(Dataset rows about figures)
◆ ◆ ◆ ◆ ◆ ◆ ◆
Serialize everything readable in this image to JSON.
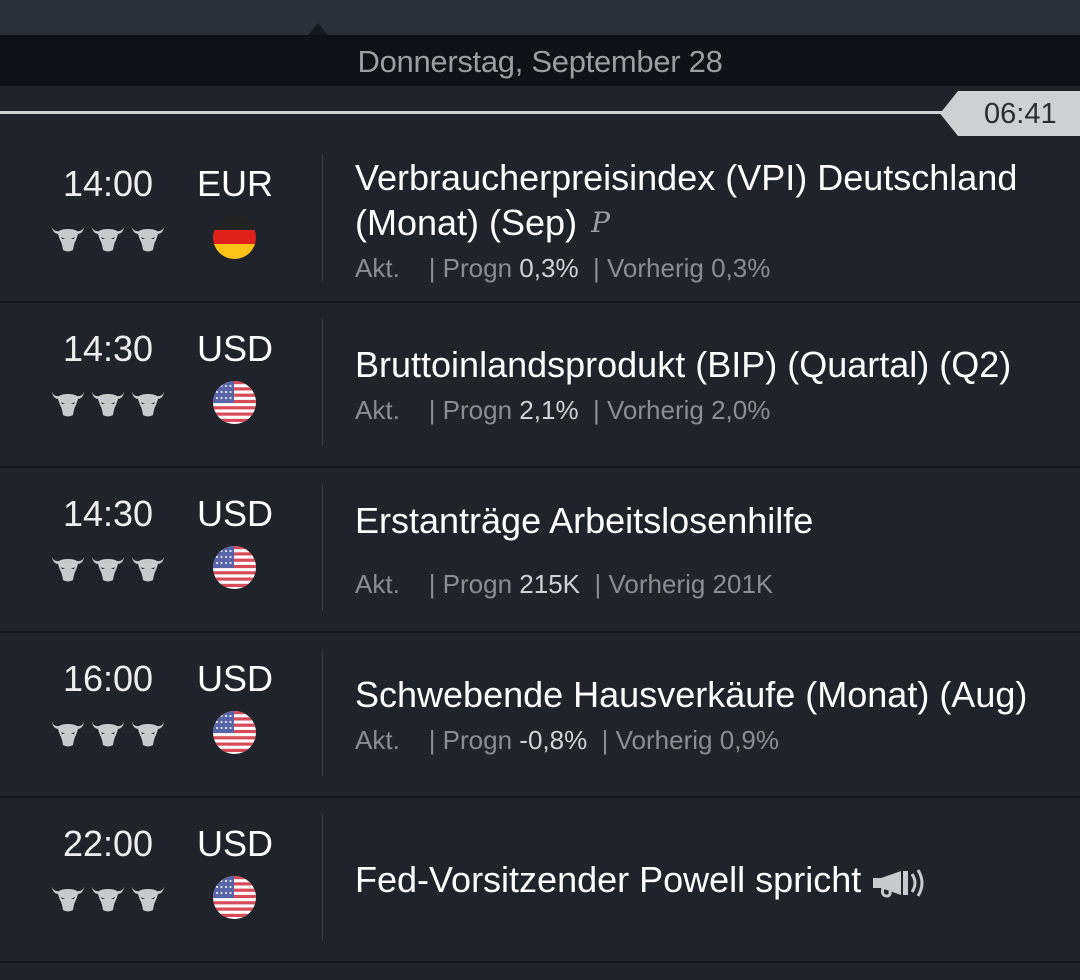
{
  "header": {
    "date": "Donnerstag, September 28",
    "current_time": "06:41"
  },
  "labels": {
    "actual": "Akt.",
    "forecast": "| Progn",
    "previous": "| Vorherig"
  },
  "events": [
    {
      "time": "14:00",
      "currency": "EUR",
      "flag": "germany",
      "importance": 3,
      "title": "Verbraucherpreisindex (VPI) Deutschland (Monat) (Sep)",
      "preliminary_mark": "P",
      "actual": "",
      "forecast": "0,3%",
      "previous": "0,3%"
    },
    {
      "time": "14:30",
      "currency": "USD",
      "flag": "usa",
      "importance": 3,
      "title": "Bruttoinlandsprodukt (BIP) (Quartal) (Q2)",
      "actual": "",
      "forecast": "2,1%",
      "previous": "2,0%"
    },
    {
      "time": "14:30",
      "currency": "USD",
      "flag": "usa",
      "importance": 3,
      "title": "Erstanträge Arbeitslosenhilfe",
      "actual": "",
      "forecast": "215K",
      "previous": "201K"
    },
    {
      "time": "16:00",
      "currency": "USD",
      "flag": "usa",
      "importance": 3,
      "title": "Schwebende Hausverkäufe (Monat) (Aug)",
      "actual": "",
      "forecast": "-0,8%",
      "previous": "0,9%"
    },
    {
      "time": "22:00",
      "currency": "USD",
      "flag": "usa",
      "importance": 3,
      "title": "Fed-Vorsitzender Powell spricht",
      "icon": "megaphone-icon"
    }
  ]
}
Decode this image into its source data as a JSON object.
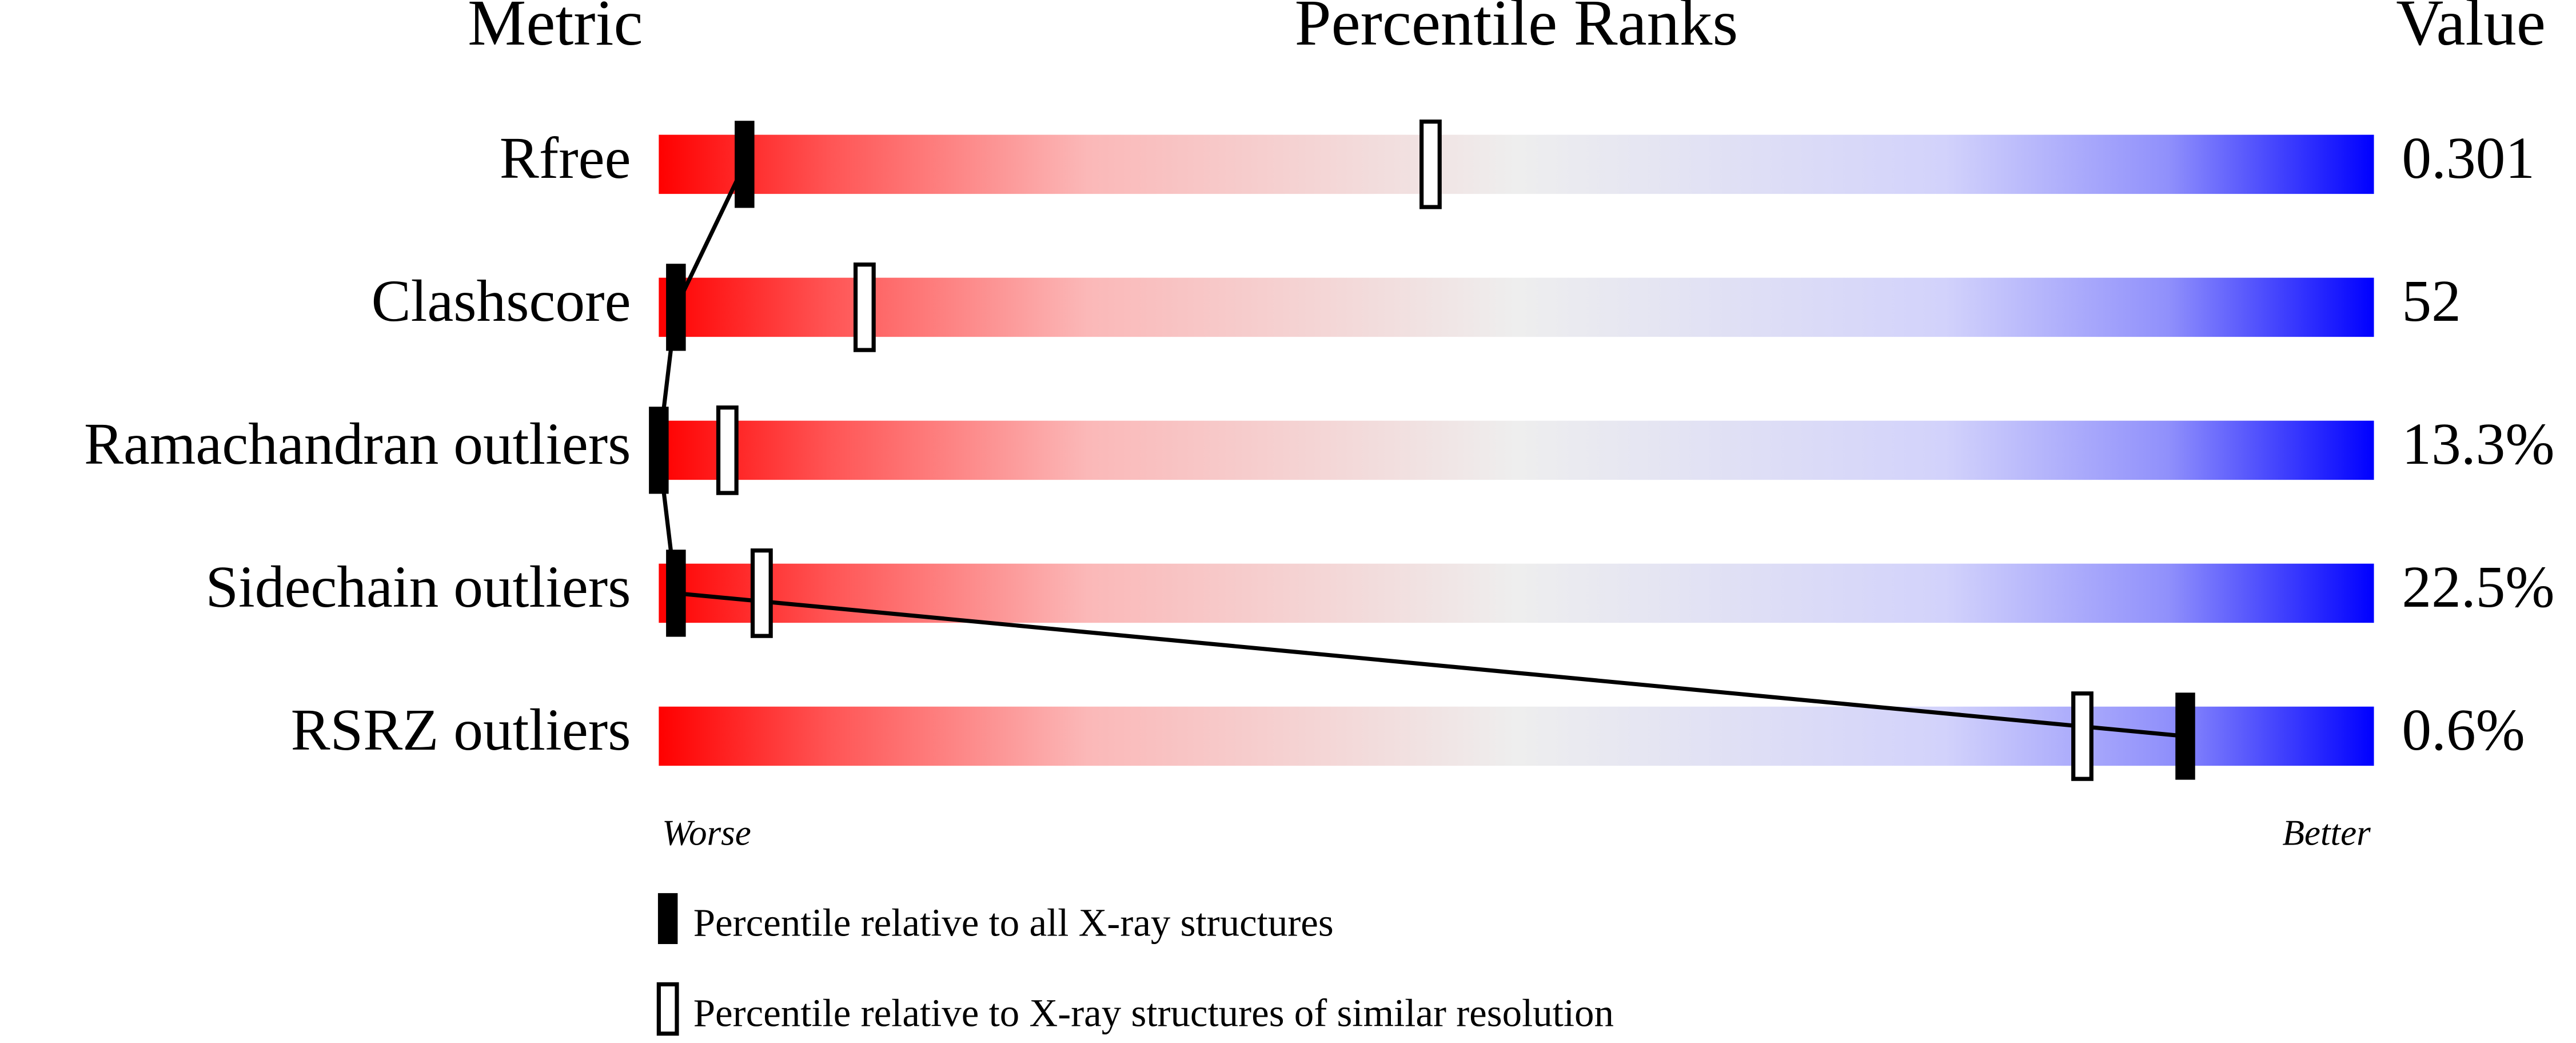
{
  "chart_data": {
    "type": "percentile-slider",
    "headers": [
      "Metric",
      "Percentile Ranks",
      "Value"
    ],
    "categories": [
      "Rfree",
      "Clashscore",
      "Ramachandran outliers",
      "Sidechain outliers",
      "RSRZ outliers"
    ],
    "metric_values": [
      "0.301",
      "52",
      "13.3%",
      "22.5%",
      "0.6%"
    ],
    "xlim": [
      0,
      100
    ],
    "x_end_labels": [
      "Worse",
      "Better"
    ],
    "series": [
      {
        "name": "Percentile relative to all X-ray structures",
        "color": "#000000",
        "values": [
          5,
          1,
          0,
          1,
          89
        ]
      },
      {
        "name": "Percentile relative to X-ray structures of similar resolution",
        "color": "#ffffff",
        "values": [
          45,
          12,
          4,
          6,
          83
        ]
      }
    ]
  }
}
◆ ◆ ◆ ◆ ◆ ◆ ◆
BRIEF: Report only the number of lines that hold the word "forecast".

RESPONSE TO THIS TASK: 5